-- Exercise --
Report the count of lines holding "song" in the records, with no other words.

Data records

################

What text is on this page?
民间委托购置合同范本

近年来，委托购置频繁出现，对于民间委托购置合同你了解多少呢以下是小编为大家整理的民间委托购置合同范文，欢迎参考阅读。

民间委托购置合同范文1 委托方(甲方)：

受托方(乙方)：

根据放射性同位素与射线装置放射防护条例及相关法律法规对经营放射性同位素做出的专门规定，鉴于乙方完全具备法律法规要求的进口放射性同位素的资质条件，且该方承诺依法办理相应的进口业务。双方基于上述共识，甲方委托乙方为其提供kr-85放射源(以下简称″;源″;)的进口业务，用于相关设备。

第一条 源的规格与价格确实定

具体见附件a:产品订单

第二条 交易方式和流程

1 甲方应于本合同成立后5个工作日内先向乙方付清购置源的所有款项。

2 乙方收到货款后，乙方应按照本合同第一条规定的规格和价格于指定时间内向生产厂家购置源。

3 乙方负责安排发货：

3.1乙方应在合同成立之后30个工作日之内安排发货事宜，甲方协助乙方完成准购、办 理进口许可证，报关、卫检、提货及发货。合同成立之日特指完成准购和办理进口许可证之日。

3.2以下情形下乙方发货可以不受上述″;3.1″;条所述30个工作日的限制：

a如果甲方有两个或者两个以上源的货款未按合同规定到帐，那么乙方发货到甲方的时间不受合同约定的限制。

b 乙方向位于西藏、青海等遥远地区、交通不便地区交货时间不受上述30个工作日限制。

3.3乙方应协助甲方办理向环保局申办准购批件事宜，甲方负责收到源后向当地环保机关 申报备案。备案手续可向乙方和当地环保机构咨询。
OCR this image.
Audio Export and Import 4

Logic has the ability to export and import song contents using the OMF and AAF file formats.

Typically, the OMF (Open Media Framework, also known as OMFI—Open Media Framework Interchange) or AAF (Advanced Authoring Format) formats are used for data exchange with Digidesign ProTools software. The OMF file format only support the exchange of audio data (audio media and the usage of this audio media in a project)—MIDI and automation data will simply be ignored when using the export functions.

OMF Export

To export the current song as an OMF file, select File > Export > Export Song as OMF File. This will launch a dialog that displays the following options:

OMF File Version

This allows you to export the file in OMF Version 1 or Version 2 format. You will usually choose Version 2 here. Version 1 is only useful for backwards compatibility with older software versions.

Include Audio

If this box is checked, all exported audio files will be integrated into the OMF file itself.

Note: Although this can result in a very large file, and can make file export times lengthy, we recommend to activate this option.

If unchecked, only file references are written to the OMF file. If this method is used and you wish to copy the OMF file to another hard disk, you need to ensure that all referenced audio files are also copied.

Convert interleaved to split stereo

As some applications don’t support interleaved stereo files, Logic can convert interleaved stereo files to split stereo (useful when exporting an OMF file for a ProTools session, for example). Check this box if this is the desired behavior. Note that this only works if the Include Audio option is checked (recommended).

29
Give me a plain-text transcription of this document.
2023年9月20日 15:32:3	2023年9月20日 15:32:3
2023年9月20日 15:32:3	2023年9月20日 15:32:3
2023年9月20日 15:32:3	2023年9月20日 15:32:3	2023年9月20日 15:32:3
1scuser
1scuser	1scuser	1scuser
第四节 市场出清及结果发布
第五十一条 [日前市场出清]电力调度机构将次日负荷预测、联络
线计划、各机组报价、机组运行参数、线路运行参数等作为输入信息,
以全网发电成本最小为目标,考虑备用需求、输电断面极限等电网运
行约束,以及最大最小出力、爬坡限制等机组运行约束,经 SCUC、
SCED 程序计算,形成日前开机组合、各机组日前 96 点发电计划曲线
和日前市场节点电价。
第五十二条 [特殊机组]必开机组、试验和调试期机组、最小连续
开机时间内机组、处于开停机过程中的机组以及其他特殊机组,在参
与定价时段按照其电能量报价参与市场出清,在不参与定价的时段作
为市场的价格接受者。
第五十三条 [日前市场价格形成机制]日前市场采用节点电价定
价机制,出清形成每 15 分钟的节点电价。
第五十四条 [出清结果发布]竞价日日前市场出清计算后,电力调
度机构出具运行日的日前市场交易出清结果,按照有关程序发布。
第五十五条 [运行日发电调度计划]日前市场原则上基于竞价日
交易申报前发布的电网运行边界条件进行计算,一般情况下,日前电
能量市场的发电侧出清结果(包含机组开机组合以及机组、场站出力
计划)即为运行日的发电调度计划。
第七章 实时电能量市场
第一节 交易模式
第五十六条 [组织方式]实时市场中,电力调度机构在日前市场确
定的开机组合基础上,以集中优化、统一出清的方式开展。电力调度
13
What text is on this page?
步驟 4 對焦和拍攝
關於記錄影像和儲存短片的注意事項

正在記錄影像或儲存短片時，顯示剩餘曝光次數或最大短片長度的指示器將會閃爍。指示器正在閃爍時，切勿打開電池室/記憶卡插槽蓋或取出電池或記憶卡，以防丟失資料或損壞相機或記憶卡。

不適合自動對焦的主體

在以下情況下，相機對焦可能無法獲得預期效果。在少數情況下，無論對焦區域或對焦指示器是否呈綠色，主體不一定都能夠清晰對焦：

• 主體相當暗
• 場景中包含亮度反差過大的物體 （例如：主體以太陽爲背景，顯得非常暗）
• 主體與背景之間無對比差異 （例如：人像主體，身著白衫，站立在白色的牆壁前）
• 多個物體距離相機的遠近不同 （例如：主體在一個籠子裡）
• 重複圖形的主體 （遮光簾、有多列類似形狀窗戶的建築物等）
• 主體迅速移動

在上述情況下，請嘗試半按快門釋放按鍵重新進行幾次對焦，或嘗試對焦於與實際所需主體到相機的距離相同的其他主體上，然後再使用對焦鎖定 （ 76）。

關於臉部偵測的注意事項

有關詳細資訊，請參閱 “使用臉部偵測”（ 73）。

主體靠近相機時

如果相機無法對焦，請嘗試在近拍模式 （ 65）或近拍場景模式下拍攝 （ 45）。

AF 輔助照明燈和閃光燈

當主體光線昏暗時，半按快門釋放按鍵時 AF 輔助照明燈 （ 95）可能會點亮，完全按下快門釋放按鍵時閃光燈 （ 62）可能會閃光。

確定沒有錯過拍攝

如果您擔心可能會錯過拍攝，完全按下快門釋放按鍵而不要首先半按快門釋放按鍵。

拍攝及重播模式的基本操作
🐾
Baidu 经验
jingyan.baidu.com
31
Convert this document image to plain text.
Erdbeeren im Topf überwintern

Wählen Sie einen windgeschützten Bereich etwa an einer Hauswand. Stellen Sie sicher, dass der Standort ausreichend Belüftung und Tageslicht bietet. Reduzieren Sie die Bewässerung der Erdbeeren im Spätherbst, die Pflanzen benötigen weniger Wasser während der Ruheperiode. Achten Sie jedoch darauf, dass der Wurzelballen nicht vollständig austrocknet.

################

-- Answer to the task --
2